## [TASK TO COMPLETE]
Write the material out again exactly as it stands.

=== INPUT ROWS ===

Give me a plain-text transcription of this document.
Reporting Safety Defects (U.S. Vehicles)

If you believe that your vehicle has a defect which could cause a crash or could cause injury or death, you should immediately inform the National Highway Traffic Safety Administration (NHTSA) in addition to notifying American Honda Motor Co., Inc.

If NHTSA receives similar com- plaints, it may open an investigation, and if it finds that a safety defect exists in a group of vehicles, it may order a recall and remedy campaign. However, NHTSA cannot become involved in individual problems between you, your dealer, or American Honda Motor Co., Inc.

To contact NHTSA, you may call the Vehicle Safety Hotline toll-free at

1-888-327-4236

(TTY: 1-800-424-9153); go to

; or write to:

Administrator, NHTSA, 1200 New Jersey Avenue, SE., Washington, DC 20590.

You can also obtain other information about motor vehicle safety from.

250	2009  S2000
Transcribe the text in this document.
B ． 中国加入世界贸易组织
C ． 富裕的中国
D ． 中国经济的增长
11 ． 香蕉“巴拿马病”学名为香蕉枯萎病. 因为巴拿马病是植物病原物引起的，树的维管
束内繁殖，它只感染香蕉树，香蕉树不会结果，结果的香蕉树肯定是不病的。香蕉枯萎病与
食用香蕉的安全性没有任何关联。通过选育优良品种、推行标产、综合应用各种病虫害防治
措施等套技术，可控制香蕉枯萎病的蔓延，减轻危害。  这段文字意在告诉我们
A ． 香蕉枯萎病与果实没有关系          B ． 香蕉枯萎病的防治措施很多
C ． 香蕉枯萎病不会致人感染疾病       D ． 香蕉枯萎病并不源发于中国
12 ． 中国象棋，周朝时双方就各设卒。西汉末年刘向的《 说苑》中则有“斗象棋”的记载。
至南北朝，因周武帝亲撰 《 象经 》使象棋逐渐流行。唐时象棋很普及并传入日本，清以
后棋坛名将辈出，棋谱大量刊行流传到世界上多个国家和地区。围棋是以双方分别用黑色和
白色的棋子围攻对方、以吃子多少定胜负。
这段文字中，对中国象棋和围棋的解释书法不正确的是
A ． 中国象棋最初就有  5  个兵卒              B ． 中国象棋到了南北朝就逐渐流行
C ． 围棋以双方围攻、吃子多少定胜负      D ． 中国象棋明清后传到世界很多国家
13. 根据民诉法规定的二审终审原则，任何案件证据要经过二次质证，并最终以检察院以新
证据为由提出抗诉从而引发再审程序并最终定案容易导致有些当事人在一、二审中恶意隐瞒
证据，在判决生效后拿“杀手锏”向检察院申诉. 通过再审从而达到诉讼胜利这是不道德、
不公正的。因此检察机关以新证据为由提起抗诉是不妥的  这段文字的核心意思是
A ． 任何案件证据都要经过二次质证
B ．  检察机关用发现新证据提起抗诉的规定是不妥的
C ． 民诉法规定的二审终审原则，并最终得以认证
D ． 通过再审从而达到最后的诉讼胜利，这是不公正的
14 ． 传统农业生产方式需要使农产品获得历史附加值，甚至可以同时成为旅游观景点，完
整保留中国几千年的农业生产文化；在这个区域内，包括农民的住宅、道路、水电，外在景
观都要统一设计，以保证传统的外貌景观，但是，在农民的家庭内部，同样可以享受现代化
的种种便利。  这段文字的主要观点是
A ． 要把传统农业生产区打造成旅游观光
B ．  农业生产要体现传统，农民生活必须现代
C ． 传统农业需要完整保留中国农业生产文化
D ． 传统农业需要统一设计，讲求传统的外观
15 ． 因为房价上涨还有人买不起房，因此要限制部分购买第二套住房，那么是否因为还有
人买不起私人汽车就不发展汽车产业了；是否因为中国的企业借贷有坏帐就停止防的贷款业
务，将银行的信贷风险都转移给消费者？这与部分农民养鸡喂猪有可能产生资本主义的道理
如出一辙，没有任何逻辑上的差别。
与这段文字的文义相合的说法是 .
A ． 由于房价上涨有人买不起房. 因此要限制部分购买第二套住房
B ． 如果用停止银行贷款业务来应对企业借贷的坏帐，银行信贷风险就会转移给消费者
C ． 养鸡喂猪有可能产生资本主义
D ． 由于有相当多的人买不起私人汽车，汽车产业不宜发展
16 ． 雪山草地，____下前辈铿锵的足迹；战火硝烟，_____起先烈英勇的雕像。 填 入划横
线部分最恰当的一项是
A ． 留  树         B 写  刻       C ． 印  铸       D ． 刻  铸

===

## [FULL RESPONSE]
Give me a plain-text transcription of this document.
Reporting Safety Defects (U.S. Vehicles)

If you believe that your vehicle has a defect which could cause a crash or could cause injury or death, you should immediately inform the National Highway Traffic Safety Administration (NHTSA) in addition to notifying American Honda Motor Co., Inc.

If NHTSA receives similar com- plaints, it may open an investigation, and if it finds that a safety defect exists in a group of vehicles, it may order a recall and remedy campaign. However, NHTSA cannot become involved in individual problems between you, your dealer, or American Honda Motor Co., Inc.

To contact NHTSA, you may call the Vehicle Safety Hotline toll-free at

1-888-327-4236

(TTY: 1-800-424-9153); go to

; or write to:

Administrator, NHTSA, 1200 New Jersey Avenue, SE., Washington, DC 20590.

You can also obtain other information about motor vehicle safety from.

250	2009  S2000
Transcribe the text in this document.
B ． 中国加入世界贸易组织
C ． 富裕的中国
D ． 中国经济的增长
11 ． 香蕉“巴拿马病”学名为香蕉枯萎病. 因为巴拿马病是植物病原物引起的，树的维管
束内繁殖，它只感染香蕉树，香蕉树不会结果，结果的香蕉树肯定是不病的。香蕉枯萎病与
食用香蕉的安全性没有任何关联。通过选育优良品种、推行标产、综合应用各种病虫害防治
措施等套技术，可控制香蕉枯萎病的蔓延，减轻危害。  这段文字意在告诉我们
A ． 香蕉枯萎病与果实没有关系          B ． 香蕉枯萎病的防治措施很多
C ． 香蕉枯萎病不会致人感染疾病       D ． 香蕉枯萎病并不源发于中国
12 ． 中国象棋，周朝时双方就各设卒。西汉末年刘向的《 说苑》中则有“斗象棋”的记载。
至南北朝，因周武帝亲撰 《 象经 》使象棋逐渐流行。唐时象棋很普及并传入日本，清以
后棋坛名将辈出，棋谱大量刊行流传到世界上多个国家和地区。围棋是以双方分别用黑色和
白色的棋子围攻对方、以吃子多少定胜负。
这段文字中，对中国象棋和围棋的解释书法不正确的是
A ． 中国象棋最初就有  5  个兵卒              B ． 中国象棋到了南北朝就逐渐流行
C ． 围棋以双方围攻、吃子多少定胜负      D ． 中国象棋明清后传到世界很多国家
13. 根据民诉法规定的二审终审原则，任何案件证据要经过二次质证，并最终以检察院以新
证据为由提出抗诉从而引发再审程序并最终定案容易导致有些当事人在一、二审中恶意隐瞒
证据，在判决生效后拿“杀手锏”向检察院申诉. 通过再审从而达到诉讼胜利这是不道德、
不公正的。因此检察机关以新证据为由提起抗诉是不妥的  这段文字的核心意思是
A ． 任何案件证据都要经过二次质证
B ．  检察机关用发现新证据提起抗诉的规定是不妥的
C ． 民诉法规定的二审终审原则，并最终得以认证
D ． 通过再审从而达到最后的诉讼胜利，这是不公正的
14 ． 传统农业生产方式需要使农产品获得历史附加值，甚至可以同时成为旅游观景点，完
整保留中国几千年的农业生产文化；在这个区域内，包括农民的住宅、道路、水电，外在景
观都要统一设计，以保证传统的外貌景观，但是，在农民的家庭内部，同样可以享受现代化
的种种便利。  这段文字的主要观点是
A ． 要把传统农业生产区打造成旅游观光
B ．  农业生产要体现传统，农民生活必须现代
C ． 传统农业需要完整保留中国农业生产文化
D ． 传统农业需要统一设计，讲求传统的外观
15 ． 因为房价上涨还有人买不起房，因此要限制部分购买第二套住房，那么是否因为还有
人买不起私人汽车就不发展汽车产业了；是否因为中国的企业借贷有坏帐就停止防的贷款业
务，将银行的信贷风险都转移给消费者？这与部分农民养鸡喂猪有可能产生资本主义的道理
如出一辙，没有任何逻辑上的差别。
与这段文字的文义相合的说法是 .
A ． 由于房价上涨有人买不起房. 因此要限制部分购买第二套住房
B ． 如果用停止银行贷款业务来应对企业借贷的坏帐，银行信贷风险就会转移给消费者
C ． 养鸡喂猪有可能产生资本主义
D ． 由于有相当多的人买不起私人汽车，汽车产业不宜发展
16 ． 雪山草地，____下前辈铿锵的足迹；战火硝烟，_____起先烈英勇的雕像。 填 入划横
线部分最恰当的一项是
A ． 留  树         B 写  刻       C ． 印  铸       D ． 刻  铸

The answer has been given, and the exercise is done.